Check every line of the material below for the string "的计算结果", and return the ones that have it.

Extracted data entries
***
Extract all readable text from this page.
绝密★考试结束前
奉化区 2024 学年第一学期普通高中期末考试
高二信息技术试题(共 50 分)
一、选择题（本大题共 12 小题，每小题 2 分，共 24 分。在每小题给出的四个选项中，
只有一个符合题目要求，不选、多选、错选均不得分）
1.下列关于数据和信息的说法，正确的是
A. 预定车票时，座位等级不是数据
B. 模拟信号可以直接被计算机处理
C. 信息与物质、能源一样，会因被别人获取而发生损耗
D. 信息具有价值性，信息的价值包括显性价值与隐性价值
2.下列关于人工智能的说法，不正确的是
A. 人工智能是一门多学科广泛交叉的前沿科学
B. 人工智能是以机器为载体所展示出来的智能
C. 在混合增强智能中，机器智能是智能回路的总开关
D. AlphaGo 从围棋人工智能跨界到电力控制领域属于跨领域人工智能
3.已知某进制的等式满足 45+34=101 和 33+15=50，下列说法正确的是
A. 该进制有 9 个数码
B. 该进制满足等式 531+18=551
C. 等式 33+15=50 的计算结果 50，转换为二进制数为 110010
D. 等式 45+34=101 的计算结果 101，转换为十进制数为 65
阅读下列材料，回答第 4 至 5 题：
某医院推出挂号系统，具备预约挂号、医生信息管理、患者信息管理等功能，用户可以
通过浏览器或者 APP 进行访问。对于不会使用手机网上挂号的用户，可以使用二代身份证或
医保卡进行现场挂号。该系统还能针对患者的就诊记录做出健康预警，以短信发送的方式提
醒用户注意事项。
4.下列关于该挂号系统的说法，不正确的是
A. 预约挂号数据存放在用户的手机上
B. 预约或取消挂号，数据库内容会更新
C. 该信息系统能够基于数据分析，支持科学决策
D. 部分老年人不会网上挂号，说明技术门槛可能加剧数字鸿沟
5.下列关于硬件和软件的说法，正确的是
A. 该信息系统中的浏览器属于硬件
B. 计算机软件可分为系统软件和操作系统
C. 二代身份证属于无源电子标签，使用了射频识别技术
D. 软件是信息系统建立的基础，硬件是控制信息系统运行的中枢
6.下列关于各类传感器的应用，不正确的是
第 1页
***
§ EXERCISE OUTPUT:
C. 等式 33+15=50 的计算结果 50，转换为二进制数为 110010
D. 等式 45+34=101 的计算结果 101，转换为十进制数为 65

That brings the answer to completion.